— Stated problem —
Find the string "screenshot" in the records. Copy every line it appears in.

— Stored data —
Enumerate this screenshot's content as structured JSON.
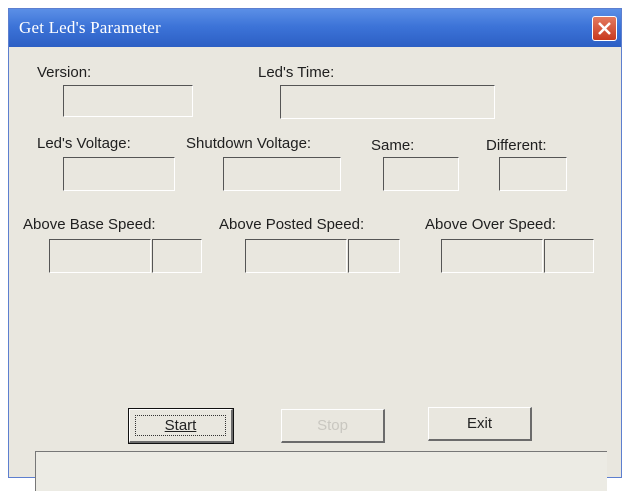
{
  "window": {
    "title": "Get Led's Parameter"
  },
  "fields": {
    "version_label": "Version:",
    "led_time_label": "Led's Time:",
    "led_voltage_label": "Led's Voltage:",
    "shutdown_voltage_label": "Shutdown Voltage:",
    "same_label": "Same:",
    "different_label": "Different:",
    "above_base_speed_label": "Above Base Speed:",
    "above_posted_speed_label": "Above Posted Speed:",
    "above_over_speed_label": "Above Over Speed:"
  },
  "buttons": {
    "start_label": "Start",
    "stop_label": "Stop",
    "exit_label": "Exit"
  },
  "icons": {
    "close": "close-icon"
  }
}
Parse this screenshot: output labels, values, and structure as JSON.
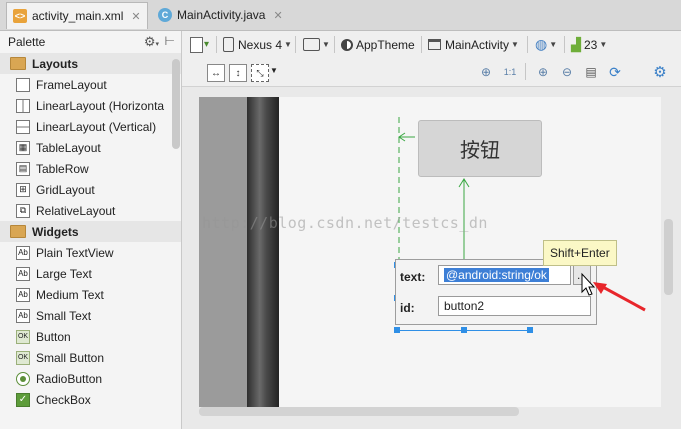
{
  "tabs": [
    {
      "label": "activity_main.xml",
      "icon": "xml-file-icon",
      "active": true
    },
    {
      "label": "MainActivity.java",
      "icon": "java-class-icon",
      "active": false
    }
  ],
  "palette": {
    "title": "Palette",
    "categories": [
      {
        "label": "Layouts",
        "items": [
          "FrameLayout",
          "LinearLayout (Horizonta",
          "LinearLayout (Vertical)",
          "TableLayout",
          "TableRow",
          "GridLayout",
          "RelativeLayout"
        ]
      },
      {
        "label": "Widgets",
        "items": [
          "Plain TextView",
          "Large Text",
          "Medium Text",
          "Small Text",
          "Button",
          "Small Button",
          "RadioButton",
          "CheckBox"
        ]
      }
    ]
  },
  "toolbar": {
    "device": "Nexus 4",
    "theme": "AppTheme",
    "activity": "MainActivity",
    "api": "23"
  },
  "canvas": {
    "button_text": "按钮",
    "watermark": "http://blog.csdn.net/testcs_dn",
    "popup": {
      "text_label": "text:",
      "text_value": "@android:string/ok",
      "browse_label": "...",
      "id_label": "id:",
      "id_value": "button2"
    },
    "tooltip": "Shift+Enter"
  },
  "colors": {
    "selection": "#2f8fe6",
    "annotation_arrow": "#e8262b",
    "constraint": "#3aa843"
  }
}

— Worked answer —
Enumerate this screenshot's content as structured JSON.
Parse this screenshot: output labels, values, and structure as JSON.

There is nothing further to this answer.